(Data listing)
********************
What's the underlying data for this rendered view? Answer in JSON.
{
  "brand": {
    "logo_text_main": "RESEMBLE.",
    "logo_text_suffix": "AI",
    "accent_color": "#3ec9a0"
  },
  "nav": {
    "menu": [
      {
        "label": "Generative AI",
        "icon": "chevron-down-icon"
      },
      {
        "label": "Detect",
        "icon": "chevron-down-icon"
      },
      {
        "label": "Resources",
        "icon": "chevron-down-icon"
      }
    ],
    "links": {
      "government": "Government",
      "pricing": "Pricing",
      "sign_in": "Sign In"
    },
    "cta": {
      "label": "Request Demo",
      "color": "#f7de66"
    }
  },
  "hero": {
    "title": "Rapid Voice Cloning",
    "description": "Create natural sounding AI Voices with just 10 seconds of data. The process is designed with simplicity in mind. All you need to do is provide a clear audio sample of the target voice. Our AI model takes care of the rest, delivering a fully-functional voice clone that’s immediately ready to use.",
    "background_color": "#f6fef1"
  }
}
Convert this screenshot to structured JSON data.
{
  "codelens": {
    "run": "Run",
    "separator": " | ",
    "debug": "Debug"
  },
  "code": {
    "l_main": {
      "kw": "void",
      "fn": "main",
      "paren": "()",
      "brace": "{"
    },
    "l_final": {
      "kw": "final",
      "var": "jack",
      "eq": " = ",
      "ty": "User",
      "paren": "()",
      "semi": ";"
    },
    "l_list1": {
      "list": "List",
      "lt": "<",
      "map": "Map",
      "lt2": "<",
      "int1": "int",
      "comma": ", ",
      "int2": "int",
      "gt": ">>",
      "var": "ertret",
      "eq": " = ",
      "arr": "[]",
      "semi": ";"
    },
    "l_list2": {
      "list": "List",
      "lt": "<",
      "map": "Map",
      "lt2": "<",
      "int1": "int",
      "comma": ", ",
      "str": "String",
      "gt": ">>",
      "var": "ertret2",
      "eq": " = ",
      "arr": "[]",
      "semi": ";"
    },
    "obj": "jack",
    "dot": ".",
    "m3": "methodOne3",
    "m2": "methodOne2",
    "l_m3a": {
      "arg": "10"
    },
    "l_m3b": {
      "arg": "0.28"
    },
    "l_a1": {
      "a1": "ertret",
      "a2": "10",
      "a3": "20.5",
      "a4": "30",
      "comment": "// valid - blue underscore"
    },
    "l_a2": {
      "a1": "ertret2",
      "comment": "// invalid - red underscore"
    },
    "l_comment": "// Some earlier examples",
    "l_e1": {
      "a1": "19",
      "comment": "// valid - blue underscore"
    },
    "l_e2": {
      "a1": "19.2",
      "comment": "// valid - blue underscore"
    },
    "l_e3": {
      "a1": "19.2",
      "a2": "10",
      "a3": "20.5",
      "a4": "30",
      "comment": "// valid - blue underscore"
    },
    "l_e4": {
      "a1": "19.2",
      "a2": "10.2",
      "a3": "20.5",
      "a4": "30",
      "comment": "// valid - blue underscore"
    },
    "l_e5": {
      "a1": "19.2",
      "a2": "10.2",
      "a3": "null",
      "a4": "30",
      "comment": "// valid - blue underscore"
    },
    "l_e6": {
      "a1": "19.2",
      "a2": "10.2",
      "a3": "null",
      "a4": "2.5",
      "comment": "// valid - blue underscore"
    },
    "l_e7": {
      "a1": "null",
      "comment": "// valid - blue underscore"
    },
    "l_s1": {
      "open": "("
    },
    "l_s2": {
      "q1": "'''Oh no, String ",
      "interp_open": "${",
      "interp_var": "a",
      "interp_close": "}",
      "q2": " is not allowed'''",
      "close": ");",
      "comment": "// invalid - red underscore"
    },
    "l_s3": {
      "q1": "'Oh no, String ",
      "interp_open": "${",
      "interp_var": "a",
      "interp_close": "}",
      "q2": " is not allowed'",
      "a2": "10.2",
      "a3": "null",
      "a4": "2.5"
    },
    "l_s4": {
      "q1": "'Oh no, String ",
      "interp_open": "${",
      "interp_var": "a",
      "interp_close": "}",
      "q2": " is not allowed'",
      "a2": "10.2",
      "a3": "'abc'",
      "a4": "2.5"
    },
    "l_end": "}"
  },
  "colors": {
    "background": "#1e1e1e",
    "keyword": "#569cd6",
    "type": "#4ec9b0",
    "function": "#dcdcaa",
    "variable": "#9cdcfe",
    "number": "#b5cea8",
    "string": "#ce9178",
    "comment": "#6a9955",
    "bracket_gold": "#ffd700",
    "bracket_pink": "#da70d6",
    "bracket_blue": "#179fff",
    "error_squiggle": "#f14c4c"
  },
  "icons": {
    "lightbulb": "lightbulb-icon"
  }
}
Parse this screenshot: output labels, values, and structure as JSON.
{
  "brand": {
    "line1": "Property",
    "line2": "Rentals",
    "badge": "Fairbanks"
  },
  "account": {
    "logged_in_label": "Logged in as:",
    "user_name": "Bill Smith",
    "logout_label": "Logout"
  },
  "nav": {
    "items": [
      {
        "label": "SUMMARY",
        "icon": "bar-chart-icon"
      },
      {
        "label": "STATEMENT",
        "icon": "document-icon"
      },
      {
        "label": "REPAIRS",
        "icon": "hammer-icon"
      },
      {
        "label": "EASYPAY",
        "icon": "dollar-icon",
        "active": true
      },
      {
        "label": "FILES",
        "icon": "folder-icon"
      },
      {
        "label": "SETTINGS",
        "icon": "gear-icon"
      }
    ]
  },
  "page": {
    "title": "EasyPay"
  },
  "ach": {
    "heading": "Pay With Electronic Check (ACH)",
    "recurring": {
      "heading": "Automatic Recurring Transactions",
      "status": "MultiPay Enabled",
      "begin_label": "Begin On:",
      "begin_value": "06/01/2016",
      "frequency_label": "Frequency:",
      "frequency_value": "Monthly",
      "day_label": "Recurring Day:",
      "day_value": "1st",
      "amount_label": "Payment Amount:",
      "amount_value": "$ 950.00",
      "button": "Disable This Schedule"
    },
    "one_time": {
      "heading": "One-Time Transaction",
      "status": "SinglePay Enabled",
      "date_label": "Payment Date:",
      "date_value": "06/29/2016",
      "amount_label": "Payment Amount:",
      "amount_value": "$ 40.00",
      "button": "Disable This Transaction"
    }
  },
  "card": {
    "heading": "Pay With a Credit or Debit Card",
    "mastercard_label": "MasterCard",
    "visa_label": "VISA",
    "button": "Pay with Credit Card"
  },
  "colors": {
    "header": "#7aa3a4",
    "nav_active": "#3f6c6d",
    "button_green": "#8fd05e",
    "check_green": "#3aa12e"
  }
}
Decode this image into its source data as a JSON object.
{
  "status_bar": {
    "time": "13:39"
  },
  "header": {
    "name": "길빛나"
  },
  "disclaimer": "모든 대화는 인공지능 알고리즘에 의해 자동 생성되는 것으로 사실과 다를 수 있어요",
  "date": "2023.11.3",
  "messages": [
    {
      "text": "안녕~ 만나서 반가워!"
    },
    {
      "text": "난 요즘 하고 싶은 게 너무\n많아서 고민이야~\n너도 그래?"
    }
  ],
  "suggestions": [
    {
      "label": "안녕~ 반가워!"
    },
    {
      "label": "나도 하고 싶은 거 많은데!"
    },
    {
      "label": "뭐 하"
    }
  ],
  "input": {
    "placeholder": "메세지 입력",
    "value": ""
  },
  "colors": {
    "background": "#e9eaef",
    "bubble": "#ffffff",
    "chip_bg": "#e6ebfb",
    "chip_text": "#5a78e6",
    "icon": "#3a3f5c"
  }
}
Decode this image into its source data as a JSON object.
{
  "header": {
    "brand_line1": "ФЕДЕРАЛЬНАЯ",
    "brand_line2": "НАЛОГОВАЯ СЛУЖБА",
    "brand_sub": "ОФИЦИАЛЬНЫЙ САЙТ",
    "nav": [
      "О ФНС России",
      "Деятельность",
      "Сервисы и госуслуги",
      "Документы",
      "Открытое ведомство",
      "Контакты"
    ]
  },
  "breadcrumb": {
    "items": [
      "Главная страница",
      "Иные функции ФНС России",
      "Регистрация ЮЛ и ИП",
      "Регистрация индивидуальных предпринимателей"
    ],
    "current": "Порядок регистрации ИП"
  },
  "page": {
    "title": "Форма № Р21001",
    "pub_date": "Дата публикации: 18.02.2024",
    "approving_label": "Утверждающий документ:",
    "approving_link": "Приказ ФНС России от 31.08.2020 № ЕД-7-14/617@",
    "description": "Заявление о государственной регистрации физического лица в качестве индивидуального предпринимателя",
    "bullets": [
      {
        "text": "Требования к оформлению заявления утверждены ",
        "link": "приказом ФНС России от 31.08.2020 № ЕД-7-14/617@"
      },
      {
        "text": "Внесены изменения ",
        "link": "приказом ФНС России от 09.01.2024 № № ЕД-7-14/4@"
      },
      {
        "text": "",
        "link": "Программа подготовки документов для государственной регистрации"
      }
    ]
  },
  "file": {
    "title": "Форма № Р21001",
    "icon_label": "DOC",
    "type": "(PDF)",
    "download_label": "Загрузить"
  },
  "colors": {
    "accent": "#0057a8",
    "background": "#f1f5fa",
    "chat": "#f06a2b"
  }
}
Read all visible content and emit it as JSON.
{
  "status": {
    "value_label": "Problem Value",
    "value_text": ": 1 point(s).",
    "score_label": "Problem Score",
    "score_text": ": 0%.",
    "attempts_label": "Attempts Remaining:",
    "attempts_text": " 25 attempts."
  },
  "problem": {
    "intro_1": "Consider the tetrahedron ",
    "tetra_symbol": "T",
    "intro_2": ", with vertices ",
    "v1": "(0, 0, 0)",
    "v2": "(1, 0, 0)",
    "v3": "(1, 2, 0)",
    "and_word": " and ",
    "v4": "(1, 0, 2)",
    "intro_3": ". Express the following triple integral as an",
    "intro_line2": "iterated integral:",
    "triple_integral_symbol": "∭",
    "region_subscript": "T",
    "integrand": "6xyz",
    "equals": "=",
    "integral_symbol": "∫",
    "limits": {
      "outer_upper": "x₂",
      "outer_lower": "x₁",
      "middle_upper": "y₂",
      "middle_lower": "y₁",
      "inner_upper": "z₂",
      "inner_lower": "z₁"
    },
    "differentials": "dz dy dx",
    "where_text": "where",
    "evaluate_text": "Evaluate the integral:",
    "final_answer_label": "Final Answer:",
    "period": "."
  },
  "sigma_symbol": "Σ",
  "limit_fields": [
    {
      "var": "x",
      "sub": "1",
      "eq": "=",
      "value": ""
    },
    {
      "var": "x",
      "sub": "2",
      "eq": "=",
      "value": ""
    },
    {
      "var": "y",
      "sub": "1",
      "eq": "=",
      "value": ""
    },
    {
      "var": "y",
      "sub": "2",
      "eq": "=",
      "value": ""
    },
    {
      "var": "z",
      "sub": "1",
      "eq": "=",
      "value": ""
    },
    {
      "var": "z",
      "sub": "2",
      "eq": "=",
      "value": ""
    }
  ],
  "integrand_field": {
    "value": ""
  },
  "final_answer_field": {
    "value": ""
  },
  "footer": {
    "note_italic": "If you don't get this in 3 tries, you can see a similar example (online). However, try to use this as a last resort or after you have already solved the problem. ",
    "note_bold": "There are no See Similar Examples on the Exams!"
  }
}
********************
**Work to complete**
State the number of lines in the records that contain the string "title", and nothing more.

**The reply**
4